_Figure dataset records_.
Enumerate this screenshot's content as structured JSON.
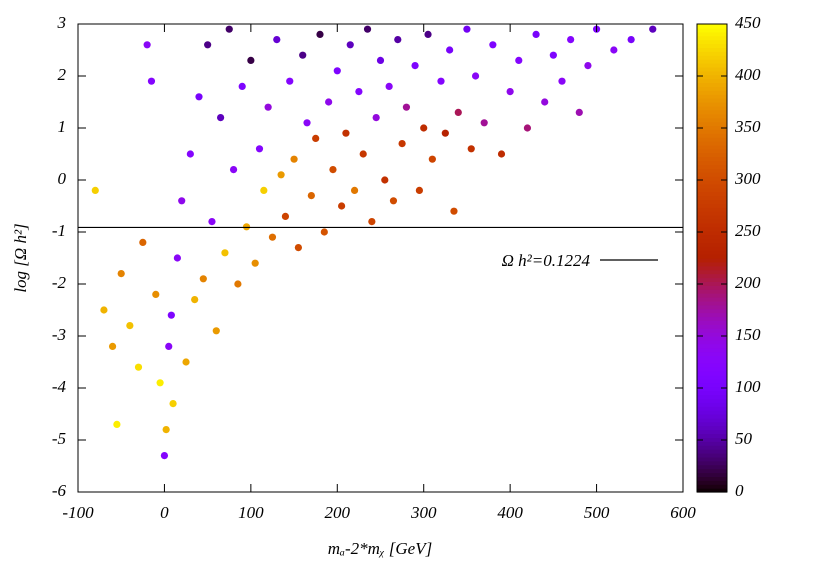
{
  "chart_data": {
    "type": "scatter",
    "xlabel": "mₐ-2*mᵪ [GeV]",
    "ylabel": "log [Ω h²]",
    "xlim": [
      -100,
      600
    ],
    "xticks": [
      -100,
      0,
      100,
      200,
      300,
      400,
      500,
      600
    ],
    "ylim": [
      -6,
      3
    ],
    "yticks": [
      -6,
      -5,
      -4,
      -3,
      -2,
      -1,
      0,
      1,
      2,
      3
    ],
    "zlim": [
      0,
      450
    ],
    "zticks": [
      0,
      50,
      100,
      150,
      200,
      250,
      300,
      350,
      400,
      450
    ],
    "palette": "gnuplot",
    "reference_lines": [
      {
        "value": -0.912,
        "label": "Ω h²=0.1224"
      }
    ],
    "x": [
      -80,
      -70,
      -60,
      -55,
      -50,
      -40,
      -30,
      -25,
      -20,
      -15,
      -10,
      -5,
      0,
      2,
      5,
      8,
      10,
      15,
      20,
      25,
      30,
      35,
      40,
      45,
      50,
      55,
      60,
      65,
      70,
      75,
      80,
      85,
      90,
      95,
      100,
      105,
      110,
      115,
      120,
      125,
      130,
      135,
      140,
      145,
      150,
      155,
      160,
      165,
      170,
      175,
      180,
      185,
      190,
      195,
      200,
      205,
      210,
      215,
      220,
      225,
      230,
      235,
      240,
      245,
      250,
      255,
      260,
      265,
      270,
      275,
      280,
      290,
      295,
      300,
      305,
      310,
      320,
      325,
      330,
      335,
      340,
      350,
      355,
      360,
      370,
      380,
      390,
      400,
      410,
      420,
      430,
      440,
      450,
      460,
      470,
      480,
      490,
      500,
      520,
      540,
      565
    ],
    "values": [
      -0.2,
      -2.5,
      -3.2,
      -4.7,
      -1.8,
      -2.8,
      -3.6,
      -1.2,
      2.6,
      1.9,
      -2.2,
      -3.9,
      -5.3,
      -4.8,
      -3.2,
      -2.6,
      -4.3,
      -1.5,
      -0.4,
      -3.5,
      0.5,
      -2.3,
      1.6,
      -1.9,
      2.6,
      -0.8,
      -2.9,
      1.2,
      -1.4,
      2.9,
      0.2,
      -2.0,
      1.8,
      -0.9,
      2.3,
      -1.6,
      0.6,
      -0.2,
      1.4,
      -1.1,
      2.7,
      0.1,
      -0.7,
      1.9,
      0.4,
      -1.3,
      2.4,
      1.1,
      -0.3,
      0.8,
      2.8,
      -1.0,
      1.5,
      0.2,
      2.1,
      -0.5,
      0.9,
      2.6,
      -0.2,
      1.7,
      0.5,
      2.9,
      -0.8,
      1.2,
      2.3,
      0.0,
      1.8,
      -0.4,
      2.7,
      0.7,
      1.4,
      2.2,
      -0.2,
      1.0,
      2.8,
      0.4,
      1.9,
      0.9,
      2.5,
      -0.6,
      1.3,
      2.9,
      0.6,
      2.0,
      1.1,
      2.6,
      0.5,
      1.7,
      2.3,
      1.0,
      2.8,
      1.5,
      2.4,
      1.9,
      2.7,
      1.3,
      2.2,
      2.9,
      2.5,
      2.7,
      2.9
    ],
    "z": [
      420,
      400,
      380,
      440,
      360,
      410,
      430,
      330,
      130,
      120,
      370,
      440,
      120,
      400,
      130,
      110,
      420,
      130,
      140,
      390,
      120,
      400,
      100,
      360,
      40,
      130,
      380,
      60,
      410,
      30,
      130,
      350,
      110,
      390,
      20,
      370,
      120,
      420,
      150,
      340,
      70,
      380,
      290,
      120,
      360,
      300,
      40,
      130,
      330,
      280,
      20,
      310,
      140,
      300,
      110,
      280,
      260,
      60,
      350,
      120,
      270,
      30,
      290,
      150,
      80,
      260,
      130,
      300,
      50,
      270,
      180,
      110,
      280,
      250,
      40,
      290,
      120,
      230,
      100,
      300,
      200,
      90,
      260,
      130,
      180,
      110,
      250,
      140,
      120,
      190,
      100,
      150,
      110,
      130,
      120,
      170,
      140,
      110,
      130,
      100,
      60
    ]
  }
}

_Task objective_. Repeat the material above in full and unchanged, minus its images.

_Response to the task_.
Enumerate this screenshot's content as structured JSON.
{
  "chart_data": {
    "type": "scatter",
    "xlabel": "mₐ-2*mᵪ [GeV]",
    "ylabel": "log [Ω h²]",
    "xlim": [
      -100,
      600
    ],
    "xticks": [
      -100,
      0,
      100,
      200,
      300,
      400,
      500,
      600
    ],
    "ylim": [
      -6,
      3
    ],
    "yticks": [
      -6,
      -5,
      -4,
      -3,
      -2,
      -1,
      0,
      1,
      2,
      3
    ],
    "zlim": [
      0,
      450
    ],
    "zticks": [
      0,
      50,
      100,
      150,
      200,
      250,
      300,
      350,
      400,
      450
    ],
    "palette": "gnuplot",
    "reference_lines": [
      {
        "value": -0.912,
        "label": "Ω h²=0.1224"
      }
    ],
    "x": [
      -80,
      -70,
      -60,
      -55,
      -50,
      -40,
      -30,
      -25,
      -20,
      -15,
      -10,
      -5,
      0,
      2,
      5,
      8,
      10,
      15,
      20,
      25,
      30,
      35,
      40,
      45,
      50,
      55,
      60,
      65,
      70,
      75,
      80,
      85,
      90,
      95,
      100,
      105,
      110,
      115,
      120,
      125,
      130,
      135,
      140,
      145,
      150,
      155,
      160,
      165,
      170,
      175,
      180,
      185,
      190,
      195,
      200,
      205,
      210,
      215,
      220,
      225,
      230,
      235,
      240,
      245,
      250,
      255,
      260,
      265,
      270,
      275,
      280,
      290,
      295,
      300,
      305,
      310,
      320,
      325,
      330,
      335,
      340,
      350,
      355,
      360,
      370,
      380,
      390,
      400,
      410,
      420,
      430,
      440,
      450,
      460,
      470,
      480,
      490,
      500,
      520,
      540,
      565
    ],
    "values": [
      -0.2,
      -2.5,
      -3.2,
      -4.7,
      -1.8,
      -2.8,
      -3.6,
      -1.2,
      2.6,
      1.9,
      -2.2,
      -3.9,
      -5.3,
      -4.8,
      -3.2,
      -2.6,
      -4.3,
      -1.5,
      -0.4,
      -3.5,
      0.5,
      -2.3,
      1.6,
      -1.9,
      2.6,
      -0.8,
      -2.9,
      1.2,
      -1.4,
      2.9,
      0.2,
      -2.0,
      1.8,
      -0.9,
      2.3,
      -1.6,
      0.6,
      -0.2,
      1.4,
      -1.1,
      2.7,
      0.1,
      -0.7,
      1.9,
      0.4,
      -1.3,
      2.4,
      1.1,
      -0.3,
      0.8,
      2.8,
      -1.0,
      1.5,
      0.2,
      2.1,
      -0.5,
      0.9,
      2.6,
      -0.2,
      1.7,
      0.5,
      2.9,
      -0.8,
      1.2,
      2.3,
      0.0,
      1.8,
      -0.4,
      2.7,
      0.7,
      1.4,
      2.2,
      -0.2,
      1.0,
      2.8,
      0.4,
      1.9,
      0.9,
      2.5,
      -0.6,
      1.3,
      2.9,
      0.6,
      2.0,
      1.1,
      2.6,
      0.5,
      1.7,
      2.3,
      1.0,
      2.8,
      1.5,
      2.4,
      1.9,
      2.7,
      1.3,
      2.2,
      2.9,
      2.5,
      2.7,
      2.9
    ],
    "z": [
      420,
      400,
      380,
      440,
      360,
      410,
      430,
      330,
      130,
      120,
      370,
      440,
      120,
      400,
      130,
      110,
      420,
      130,
      140,
      390,
      120,
      400,
      100,
      360,
      40,
      130,
      380,
      60,
      410,
      30,
      130,
      350,
      110,
      390,
      20,
      370,
      120,
      420,
      150,
      340,
      70,
      380,
      290,
      120,
      360,
      300,
      40,
      130,
      330,
      280,
      20,
      310,
      140,
      300,
      110,
      280,
      260,
      60,
      350,
      120,
      270,
      30,
      290,
      150,
      80,
      260,
      130,
      300,
      50,
      270,
      180,
      110,
      280,
      250,
      40,
      290,
      120,
      230,
      100,
      300,
      200,
      90,
      260,
      130,
      180,
      110,
      250,
      140,
      120,
      190,
      100,
      150,
      110,
      130,
      120,
      170,
      140,
      110,
      130,
      100,
      60
    ]
  }
}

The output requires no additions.